— BEGIN Data supplied —

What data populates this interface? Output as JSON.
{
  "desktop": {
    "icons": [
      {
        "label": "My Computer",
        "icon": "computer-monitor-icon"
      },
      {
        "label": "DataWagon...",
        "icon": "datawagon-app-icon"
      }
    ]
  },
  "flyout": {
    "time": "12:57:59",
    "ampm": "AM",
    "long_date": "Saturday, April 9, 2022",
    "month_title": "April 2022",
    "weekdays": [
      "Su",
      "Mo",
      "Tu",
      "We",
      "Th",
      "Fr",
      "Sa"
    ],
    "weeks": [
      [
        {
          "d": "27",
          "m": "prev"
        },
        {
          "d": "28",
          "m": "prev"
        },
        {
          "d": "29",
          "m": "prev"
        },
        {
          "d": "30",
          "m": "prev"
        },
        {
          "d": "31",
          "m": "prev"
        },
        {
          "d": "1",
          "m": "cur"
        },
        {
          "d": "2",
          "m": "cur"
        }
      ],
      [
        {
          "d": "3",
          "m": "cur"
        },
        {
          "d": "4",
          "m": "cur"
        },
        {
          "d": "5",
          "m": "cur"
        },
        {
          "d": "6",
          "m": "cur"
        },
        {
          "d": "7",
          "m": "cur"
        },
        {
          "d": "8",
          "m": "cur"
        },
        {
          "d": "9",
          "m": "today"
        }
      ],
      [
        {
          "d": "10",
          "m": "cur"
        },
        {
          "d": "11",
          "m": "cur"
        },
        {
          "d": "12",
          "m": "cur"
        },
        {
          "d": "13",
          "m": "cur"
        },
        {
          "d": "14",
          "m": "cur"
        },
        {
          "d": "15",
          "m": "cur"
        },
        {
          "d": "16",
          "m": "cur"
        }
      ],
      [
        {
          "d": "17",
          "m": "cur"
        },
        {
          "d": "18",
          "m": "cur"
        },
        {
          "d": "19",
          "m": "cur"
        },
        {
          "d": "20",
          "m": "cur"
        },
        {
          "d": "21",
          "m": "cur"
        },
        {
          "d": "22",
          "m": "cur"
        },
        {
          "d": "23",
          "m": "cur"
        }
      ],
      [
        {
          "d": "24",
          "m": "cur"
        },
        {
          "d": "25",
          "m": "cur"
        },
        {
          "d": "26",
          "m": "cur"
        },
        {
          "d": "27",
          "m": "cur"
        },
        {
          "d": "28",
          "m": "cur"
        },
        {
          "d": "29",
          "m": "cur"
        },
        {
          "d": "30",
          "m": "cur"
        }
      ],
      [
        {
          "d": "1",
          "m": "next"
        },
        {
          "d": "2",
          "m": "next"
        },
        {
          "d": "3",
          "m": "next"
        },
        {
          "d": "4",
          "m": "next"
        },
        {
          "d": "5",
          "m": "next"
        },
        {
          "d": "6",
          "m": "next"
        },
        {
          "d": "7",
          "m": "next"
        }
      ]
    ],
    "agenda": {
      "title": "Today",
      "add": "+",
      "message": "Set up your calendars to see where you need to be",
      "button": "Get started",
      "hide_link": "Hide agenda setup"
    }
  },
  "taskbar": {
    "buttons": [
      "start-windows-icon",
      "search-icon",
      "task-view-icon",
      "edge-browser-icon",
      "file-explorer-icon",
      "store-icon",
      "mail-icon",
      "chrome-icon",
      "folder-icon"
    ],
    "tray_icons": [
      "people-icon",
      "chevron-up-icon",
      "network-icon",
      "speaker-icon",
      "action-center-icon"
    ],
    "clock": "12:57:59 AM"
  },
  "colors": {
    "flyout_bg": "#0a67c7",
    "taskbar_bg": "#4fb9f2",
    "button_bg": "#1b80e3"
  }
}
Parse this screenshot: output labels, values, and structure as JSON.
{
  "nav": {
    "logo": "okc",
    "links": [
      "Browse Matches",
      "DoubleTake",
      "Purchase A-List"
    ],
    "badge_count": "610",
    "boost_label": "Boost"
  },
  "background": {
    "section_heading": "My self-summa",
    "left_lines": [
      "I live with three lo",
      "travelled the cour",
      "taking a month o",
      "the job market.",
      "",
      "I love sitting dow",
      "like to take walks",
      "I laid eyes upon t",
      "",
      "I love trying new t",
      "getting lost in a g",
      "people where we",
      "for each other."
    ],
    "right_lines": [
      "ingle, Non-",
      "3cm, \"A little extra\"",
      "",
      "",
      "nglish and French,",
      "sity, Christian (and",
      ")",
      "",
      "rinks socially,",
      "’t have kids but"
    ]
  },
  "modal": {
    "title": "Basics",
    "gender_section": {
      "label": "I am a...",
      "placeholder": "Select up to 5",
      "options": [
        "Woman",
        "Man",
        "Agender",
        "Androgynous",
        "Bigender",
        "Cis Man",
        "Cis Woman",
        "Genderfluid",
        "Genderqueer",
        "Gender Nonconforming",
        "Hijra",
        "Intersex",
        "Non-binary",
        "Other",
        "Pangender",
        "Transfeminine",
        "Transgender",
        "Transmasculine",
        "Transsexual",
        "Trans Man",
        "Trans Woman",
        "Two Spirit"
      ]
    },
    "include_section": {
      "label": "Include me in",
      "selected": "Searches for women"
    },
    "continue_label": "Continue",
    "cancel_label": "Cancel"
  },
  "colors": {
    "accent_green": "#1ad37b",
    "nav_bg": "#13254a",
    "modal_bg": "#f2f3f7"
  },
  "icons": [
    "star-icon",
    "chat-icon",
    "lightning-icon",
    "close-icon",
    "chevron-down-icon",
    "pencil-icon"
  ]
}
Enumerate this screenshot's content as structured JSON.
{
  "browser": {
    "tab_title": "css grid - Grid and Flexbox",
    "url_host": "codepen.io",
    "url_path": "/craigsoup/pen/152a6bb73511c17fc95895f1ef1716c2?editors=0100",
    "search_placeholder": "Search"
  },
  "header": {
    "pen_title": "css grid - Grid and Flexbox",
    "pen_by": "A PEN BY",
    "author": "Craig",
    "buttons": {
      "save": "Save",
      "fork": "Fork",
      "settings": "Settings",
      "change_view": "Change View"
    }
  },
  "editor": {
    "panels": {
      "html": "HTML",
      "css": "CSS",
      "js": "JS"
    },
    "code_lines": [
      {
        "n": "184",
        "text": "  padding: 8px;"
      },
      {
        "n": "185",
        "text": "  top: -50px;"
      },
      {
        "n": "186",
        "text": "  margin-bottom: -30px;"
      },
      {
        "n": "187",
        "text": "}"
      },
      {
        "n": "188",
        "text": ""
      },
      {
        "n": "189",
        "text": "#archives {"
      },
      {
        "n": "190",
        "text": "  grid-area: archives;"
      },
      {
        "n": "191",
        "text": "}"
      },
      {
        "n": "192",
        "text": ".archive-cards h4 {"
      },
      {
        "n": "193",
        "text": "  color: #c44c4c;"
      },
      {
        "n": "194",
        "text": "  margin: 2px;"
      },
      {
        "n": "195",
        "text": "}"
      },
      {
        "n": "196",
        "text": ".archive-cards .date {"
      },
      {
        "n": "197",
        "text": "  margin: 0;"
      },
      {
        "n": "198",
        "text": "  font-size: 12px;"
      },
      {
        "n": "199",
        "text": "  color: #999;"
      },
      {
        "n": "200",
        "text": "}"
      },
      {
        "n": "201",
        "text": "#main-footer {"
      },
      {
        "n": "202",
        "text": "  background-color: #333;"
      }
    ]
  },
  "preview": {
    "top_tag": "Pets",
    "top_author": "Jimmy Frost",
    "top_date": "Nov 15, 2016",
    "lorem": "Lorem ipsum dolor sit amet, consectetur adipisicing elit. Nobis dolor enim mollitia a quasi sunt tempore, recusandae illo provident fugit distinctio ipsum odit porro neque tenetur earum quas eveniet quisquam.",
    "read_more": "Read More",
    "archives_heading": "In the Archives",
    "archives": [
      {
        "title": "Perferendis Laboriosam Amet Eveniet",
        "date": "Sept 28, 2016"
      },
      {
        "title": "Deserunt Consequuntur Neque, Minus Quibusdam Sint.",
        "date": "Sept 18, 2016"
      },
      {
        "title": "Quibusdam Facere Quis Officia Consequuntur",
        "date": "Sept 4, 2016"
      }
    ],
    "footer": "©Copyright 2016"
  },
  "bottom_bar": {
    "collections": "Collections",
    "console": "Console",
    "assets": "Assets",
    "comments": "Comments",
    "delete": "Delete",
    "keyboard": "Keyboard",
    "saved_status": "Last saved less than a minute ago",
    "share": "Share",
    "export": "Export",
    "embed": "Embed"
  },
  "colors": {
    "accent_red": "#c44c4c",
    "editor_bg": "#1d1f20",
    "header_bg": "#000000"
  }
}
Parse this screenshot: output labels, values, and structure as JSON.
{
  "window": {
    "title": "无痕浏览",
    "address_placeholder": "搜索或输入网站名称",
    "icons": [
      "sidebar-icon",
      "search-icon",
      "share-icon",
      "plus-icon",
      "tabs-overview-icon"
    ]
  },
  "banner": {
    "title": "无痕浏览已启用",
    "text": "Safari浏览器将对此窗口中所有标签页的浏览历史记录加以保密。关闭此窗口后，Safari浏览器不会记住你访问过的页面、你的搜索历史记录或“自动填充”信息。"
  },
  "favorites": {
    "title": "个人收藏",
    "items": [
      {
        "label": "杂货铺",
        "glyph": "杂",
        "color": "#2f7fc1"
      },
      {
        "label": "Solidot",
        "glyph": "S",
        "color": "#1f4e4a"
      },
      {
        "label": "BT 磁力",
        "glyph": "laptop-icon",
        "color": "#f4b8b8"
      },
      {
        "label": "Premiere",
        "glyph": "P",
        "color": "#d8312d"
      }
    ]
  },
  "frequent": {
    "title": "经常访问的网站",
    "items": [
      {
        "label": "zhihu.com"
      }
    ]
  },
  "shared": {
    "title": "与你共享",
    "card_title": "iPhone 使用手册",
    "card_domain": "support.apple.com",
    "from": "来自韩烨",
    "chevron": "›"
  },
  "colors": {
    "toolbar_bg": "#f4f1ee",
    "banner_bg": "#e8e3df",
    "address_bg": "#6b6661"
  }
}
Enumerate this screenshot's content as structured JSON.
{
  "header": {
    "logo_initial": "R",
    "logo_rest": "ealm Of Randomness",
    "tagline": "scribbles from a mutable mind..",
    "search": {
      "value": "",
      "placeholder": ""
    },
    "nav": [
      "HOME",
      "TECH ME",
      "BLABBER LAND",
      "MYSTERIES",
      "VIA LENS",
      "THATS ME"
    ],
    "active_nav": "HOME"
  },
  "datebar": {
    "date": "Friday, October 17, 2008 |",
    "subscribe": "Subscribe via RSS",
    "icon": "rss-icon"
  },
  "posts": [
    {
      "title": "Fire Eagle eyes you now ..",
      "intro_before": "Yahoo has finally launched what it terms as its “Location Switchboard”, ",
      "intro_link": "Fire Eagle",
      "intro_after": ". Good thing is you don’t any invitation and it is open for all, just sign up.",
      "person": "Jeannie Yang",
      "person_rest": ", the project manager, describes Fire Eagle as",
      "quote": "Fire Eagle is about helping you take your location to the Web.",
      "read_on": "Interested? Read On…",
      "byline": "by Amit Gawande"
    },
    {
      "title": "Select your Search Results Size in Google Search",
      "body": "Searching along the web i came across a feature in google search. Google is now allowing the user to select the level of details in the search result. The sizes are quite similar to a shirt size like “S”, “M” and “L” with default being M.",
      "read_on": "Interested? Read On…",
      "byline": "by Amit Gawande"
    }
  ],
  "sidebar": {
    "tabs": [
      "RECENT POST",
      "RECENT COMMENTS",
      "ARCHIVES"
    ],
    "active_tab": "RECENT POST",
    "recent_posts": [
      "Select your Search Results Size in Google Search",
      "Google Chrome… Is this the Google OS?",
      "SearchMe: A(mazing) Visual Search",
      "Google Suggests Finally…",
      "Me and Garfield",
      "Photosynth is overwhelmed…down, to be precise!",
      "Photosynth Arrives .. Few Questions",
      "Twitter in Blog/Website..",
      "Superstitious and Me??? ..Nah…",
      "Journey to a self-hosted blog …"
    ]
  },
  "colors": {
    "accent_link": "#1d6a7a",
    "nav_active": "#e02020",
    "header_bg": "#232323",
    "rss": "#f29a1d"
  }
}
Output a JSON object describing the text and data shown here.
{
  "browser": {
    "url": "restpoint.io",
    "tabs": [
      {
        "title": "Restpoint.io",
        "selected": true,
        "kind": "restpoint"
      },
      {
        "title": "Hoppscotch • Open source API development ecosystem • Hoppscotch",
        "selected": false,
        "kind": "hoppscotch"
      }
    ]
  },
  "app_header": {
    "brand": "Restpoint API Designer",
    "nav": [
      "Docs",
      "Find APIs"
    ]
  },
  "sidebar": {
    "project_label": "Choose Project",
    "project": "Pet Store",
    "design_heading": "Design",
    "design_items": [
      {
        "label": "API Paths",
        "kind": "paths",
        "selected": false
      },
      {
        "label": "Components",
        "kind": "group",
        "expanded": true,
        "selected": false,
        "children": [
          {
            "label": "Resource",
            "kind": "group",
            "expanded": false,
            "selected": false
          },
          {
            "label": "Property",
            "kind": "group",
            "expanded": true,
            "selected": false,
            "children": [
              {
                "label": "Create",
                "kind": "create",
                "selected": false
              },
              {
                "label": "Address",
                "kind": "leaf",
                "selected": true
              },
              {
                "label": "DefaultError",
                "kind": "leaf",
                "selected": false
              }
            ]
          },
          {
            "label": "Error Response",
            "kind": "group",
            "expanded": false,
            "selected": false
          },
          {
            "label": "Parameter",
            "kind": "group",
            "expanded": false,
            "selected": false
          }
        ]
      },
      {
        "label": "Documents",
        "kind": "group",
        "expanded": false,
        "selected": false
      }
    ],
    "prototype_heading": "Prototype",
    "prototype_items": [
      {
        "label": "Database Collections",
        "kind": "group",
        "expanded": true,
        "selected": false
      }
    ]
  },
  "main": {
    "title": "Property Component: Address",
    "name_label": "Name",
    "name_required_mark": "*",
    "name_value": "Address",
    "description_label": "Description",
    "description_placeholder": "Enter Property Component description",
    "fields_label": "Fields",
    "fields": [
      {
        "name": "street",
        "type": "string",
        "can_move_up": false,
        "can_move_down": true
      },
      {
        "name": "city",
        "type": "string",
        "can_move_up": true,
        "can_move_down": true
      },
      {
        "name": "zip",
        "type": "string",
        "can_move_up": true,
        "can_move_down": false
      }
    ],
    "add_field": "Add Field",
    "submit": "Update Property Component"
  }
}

— END Data supplied —

What you will do
Look through the records and gather each line with the word "April".

Finished answer
    "long_date": "Saturday, April 9, 2022",
    "month_title": "April 2022",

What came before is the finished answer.